(Data entries)
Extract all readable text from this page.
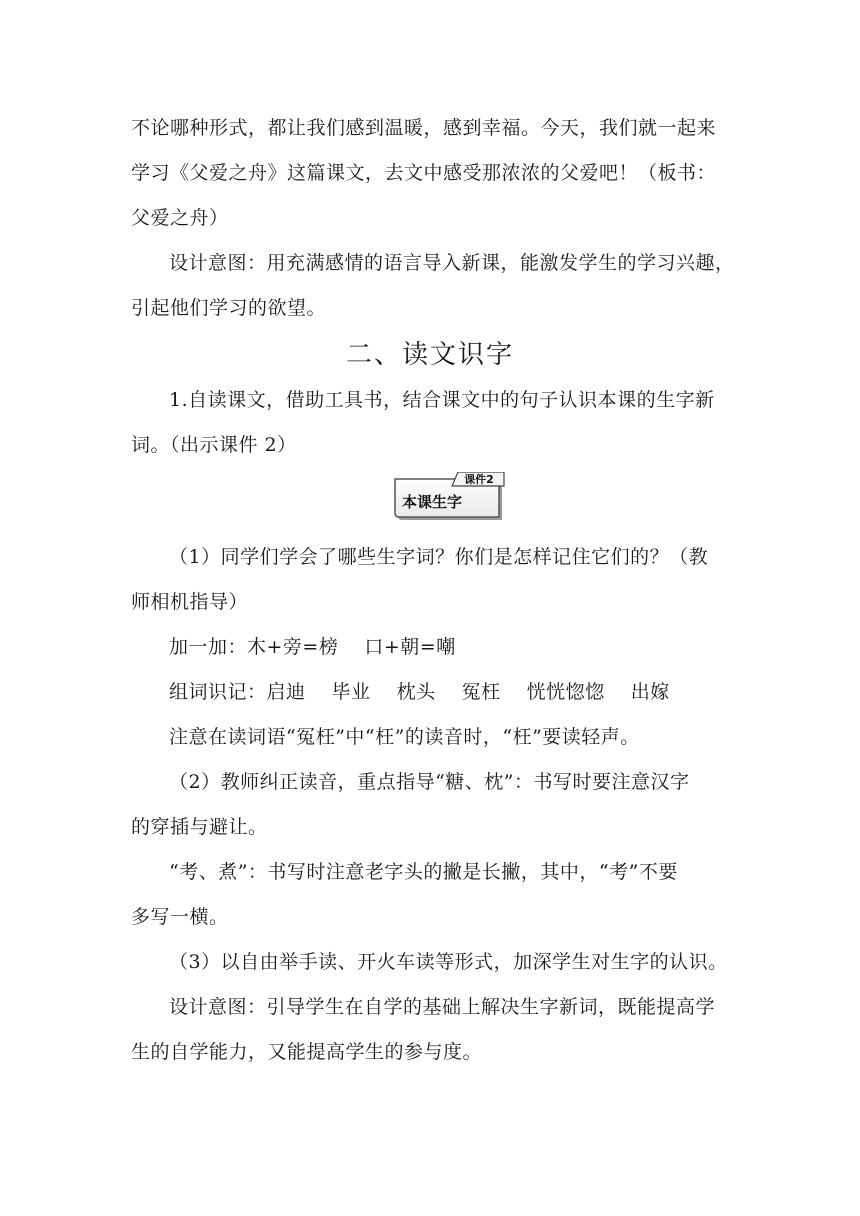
不论哪种形式，都让我们感到温暖，感到幸福。今天，我们就一起来
学习《父爱之舟》这篇课文，去文中感受那浓浓的父爱吧！（板书：
父爱之舟）
设计意图：用充满感情的语言导入新课，能激发学生的学习兴趣，
引起他们学习的欲望。
二、读文识字
1.自读课文，借助工具书，结合课文中的句子认识本课的生字新
词。（出示课件 2）
课件2
本课生字
（1）同学们学会了哪些生字词？你们是怎样记住它们的？（教
师相机指导）
加一加：木+旁=榜　 口+朝=嘲
组词识记：启迪　 毕业　 枕头　 冤枉　 恍恍惚惚　 出嫁
注意在读词语“冤枉”中“枉”的读音时，“枉”要读轻声。
（2）教师纠正读音，重点指导“糖、枕”：书写时要注意汉字
的穿插与避让。
“考、煮”：书写时注意老字头的撇是长撇，其中，“考”不要
多写一横。
（3）以自由举手读、开火车读等形式，加深学生对生字的认识。
设计意图：引导学生在自学的基础上解决生字新词，既能提高学
生的自学能力，又能提高学生的参与度。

* **Given request**: Reproduce each record above by retyping it exactly; omit all images.

* **In response**:
Extract all readable text from this page.
不论哪种形式，都让我们感到温暖，感到幸福。今天，我们就一起来
学习《父爱之舟》这篇课文，去文中感受那浓浓的父爱吧！（板书：
父爱之舟）
设计意图：用充满感情的语言导入新课，能激发学生的学习兴趣，
引起他们学习的欲望。
二、读文识字
1.自读课文，借助工具书，结合课文中的句子认识本课的生字新
词。（出示课件 2）
课件2
本课生字
（1）同学们学会了哪些生字词？你们是怎样记住它们的？（教
师相机指导）
加一加：木+旁=榜　 口+朝=嘲
组词识记：启迪　 毕业　 枕头　 冤枉　 恍恍惚惚　 出嫁
注意在读词语“冤枉”中“枉”的读音时，“枉”要读轻声。
（2）教师纠正读音，重点指导“糖、枕”：书写时要注意汉字
的穿插与避让。
“考、煮”：书写时注意老字头的撇是长撇，其中，“考”不要
多写一横。
（3）以自由举手读、开火车读等形式，加深学生对生字的认识。
设计意图：引导学生在自学的基础上解决生字新词，既能提高学
生的自学能力，又能提高学生的参与度。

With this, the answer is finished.